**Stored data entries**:
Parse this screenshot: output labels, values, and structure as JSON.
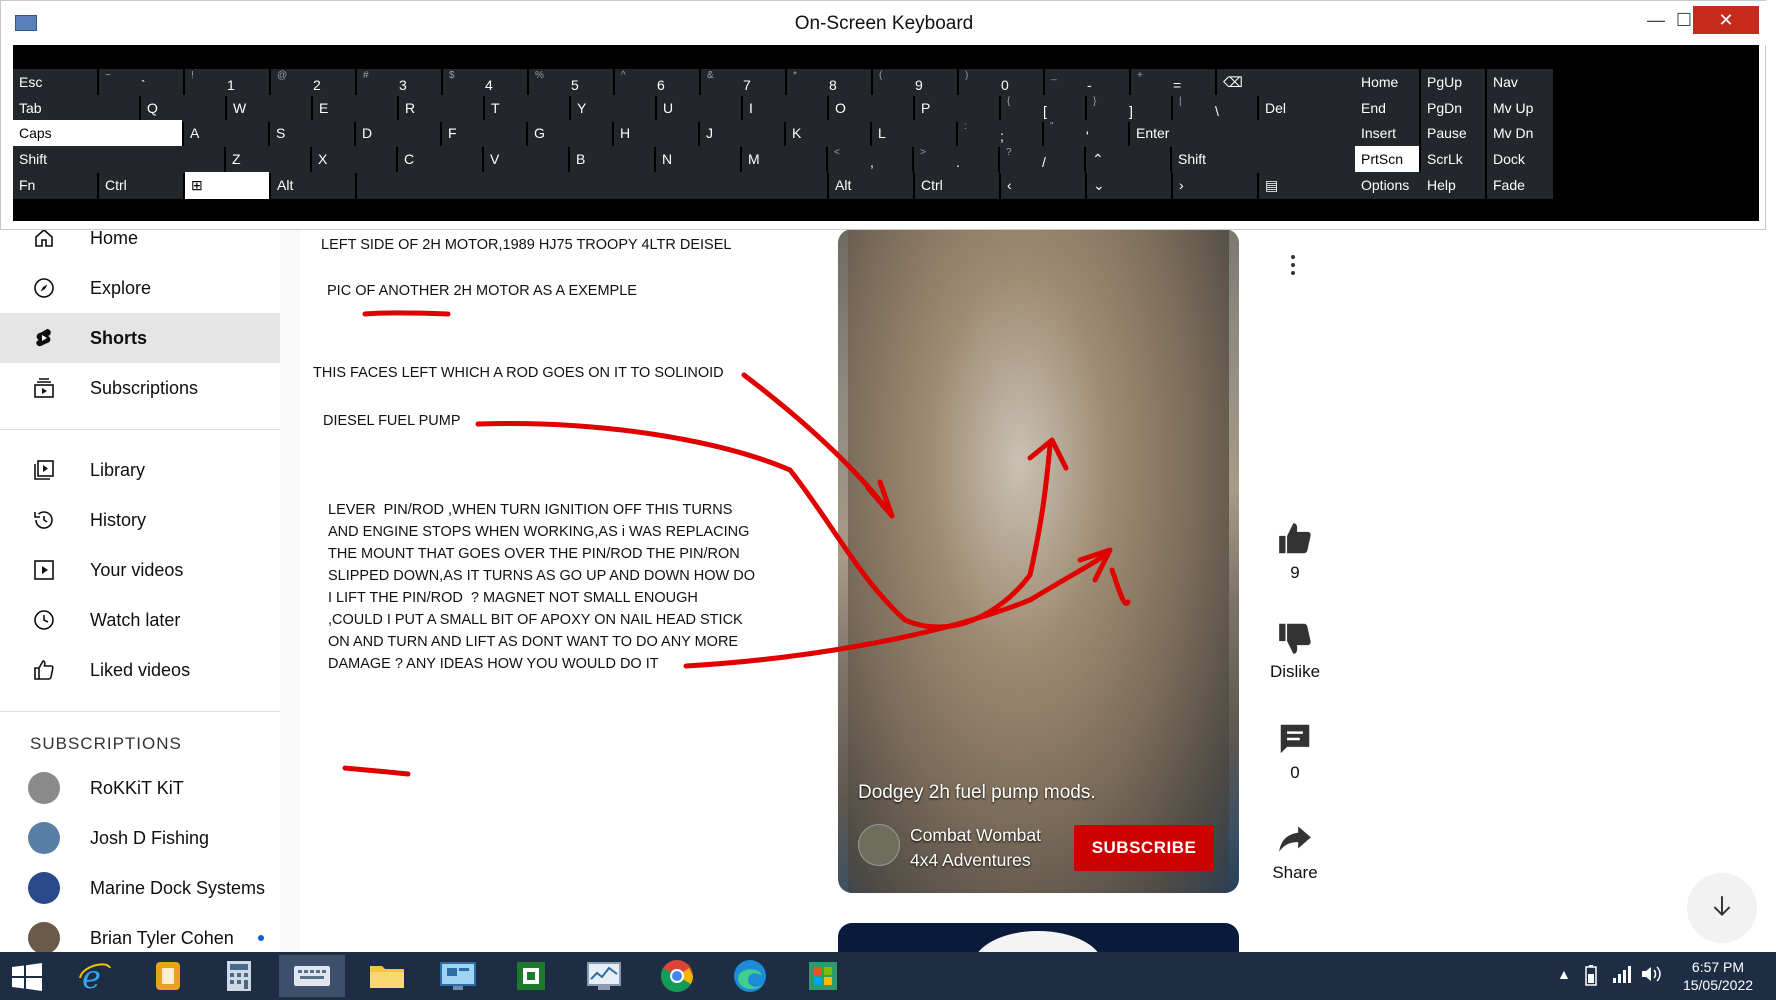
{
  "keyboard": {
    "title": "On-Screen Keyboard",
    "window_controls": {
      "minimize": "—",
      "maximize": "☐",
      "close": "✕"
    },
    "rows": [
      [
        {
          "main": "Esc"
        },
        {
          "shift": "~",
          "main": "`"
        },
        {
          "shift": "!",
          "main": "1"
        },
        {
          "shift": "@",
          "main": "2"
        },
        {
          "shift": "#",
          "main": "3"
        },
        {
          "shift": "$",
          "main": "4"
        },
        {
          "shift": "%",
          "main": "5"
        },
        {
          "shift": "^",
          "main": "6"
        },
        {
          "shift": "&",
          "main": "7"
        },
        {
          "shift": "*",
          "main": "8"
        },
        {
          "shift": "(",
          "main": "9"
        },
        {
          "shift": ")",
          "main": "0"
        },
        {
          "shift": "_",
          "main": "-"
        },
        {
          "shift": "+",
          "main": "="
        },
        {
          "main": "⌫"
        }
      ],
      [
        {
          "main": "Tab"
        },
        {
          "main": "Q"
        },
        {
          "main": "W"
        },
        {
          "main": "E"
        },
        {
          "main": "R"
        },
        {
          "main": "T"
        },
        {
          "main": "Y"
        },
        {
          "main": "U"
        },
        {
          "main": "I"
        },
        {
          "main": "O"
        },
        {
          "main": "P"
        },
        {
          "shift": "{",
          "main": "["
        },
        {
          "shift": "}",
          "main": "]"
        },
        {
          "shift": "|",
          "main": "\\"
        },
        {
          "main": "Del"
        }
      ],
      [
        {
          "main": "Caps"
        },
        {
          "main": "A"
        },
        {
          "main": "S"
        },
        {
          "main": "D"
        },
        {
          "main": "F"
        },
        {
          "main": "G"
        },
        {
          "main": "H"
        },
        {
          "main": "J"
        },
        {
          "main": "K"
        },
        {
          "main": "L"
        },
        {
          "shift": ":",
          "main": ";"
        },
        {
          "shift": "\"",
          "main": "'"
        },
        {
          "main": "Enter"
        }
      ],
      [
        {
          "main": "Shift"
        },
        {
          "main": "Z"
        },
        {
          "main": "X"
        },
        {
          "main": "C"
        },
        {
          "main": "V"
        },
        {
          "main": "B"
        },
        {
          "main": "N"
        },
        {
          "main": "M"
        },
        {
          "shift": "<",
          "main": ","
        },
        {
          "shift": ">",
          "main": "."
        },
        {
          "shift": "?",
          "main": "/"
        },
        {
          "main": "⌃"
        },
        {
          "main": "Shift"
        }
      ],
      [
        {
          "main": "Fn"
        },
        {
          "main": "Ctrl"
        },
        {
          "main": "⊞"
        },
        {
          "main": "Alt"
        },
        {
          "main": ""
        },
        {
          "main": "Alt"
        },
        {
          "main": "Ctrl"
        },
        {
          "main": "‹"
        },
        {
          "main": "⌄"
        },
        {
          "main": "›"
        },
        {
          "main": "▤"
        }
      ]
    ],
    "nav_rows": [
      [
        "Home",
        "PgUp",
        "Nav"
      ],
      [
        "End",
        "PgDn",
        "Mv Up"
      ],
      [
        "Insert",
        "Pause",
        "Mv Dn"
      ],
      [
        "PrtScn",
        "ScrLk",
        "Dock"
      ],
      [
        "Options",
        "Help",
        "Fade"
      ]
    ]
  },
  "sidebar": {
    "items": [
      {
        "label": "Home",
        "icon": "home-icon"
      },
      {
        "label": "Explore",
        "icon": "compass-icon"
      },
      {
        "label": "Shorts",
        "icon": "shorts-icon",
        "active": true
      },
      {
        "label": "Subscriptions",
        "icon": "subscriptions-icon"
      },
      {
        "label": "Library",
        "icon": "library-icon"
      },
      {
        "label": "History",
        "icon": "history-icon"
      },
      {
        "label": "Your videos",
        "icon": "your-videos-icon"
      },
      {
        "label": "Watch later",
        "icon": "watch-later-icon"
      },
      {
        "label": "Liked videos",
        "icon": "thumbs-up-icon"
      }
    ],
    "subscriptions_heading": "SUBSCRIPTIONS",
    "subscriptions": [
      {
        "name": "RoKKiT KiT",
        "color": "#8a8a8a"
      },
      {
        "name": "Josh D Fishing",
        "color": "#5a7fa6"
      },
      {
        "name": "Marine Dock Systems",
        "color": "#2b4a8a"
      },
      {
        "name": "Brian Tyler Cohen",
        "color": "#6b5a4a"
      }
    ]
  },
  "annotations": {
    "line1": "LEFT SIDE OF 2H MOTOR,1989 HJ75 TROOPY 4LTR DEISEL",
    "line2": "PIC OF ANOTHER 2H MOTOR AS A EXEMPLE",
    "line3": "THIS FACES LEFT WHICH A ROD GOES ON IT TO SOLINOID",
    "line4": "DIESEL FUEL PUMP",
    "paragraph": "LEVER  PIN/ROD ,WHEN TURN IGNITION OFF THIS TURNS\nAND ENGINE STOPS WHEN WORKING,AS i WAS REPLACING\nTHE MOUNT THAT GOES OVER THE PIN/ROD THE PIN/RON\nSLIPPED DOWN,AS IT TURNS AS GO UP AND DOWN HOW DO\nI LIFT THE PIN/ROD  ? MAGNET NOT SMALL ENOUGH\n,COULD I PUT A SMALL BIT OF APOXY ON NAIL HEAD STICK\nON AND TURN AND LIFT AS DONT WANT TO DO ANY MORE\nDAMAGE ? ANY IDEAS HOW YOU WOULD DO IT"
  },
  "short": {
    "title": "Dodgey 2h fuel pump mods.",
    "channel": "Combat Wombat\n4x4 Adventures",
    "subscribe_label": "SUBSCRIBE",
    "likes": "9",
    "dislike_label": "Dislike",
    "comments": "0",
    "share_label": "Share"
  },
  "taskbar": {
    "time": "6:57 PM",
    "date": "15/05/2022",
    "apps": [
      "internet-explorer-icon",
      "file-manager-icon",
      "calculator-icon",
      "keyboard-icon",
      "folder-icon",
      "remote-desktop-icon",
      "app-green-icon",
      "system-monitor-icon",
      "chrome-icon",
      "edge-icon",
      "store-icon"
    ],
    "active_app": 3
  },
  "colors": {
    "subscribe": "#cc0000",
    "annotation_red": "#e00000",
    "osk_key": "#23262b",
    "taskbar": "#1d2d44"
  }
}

**WHAT NEEDS TO BE DONE**: Identify each line in the records above that contains the word "title", and copy it out in full.

**ANSWER TO THIS TASK**:
    "title": "On-Screen Keyboard",
    "title": "Dodgey 2h fuel pump mods.",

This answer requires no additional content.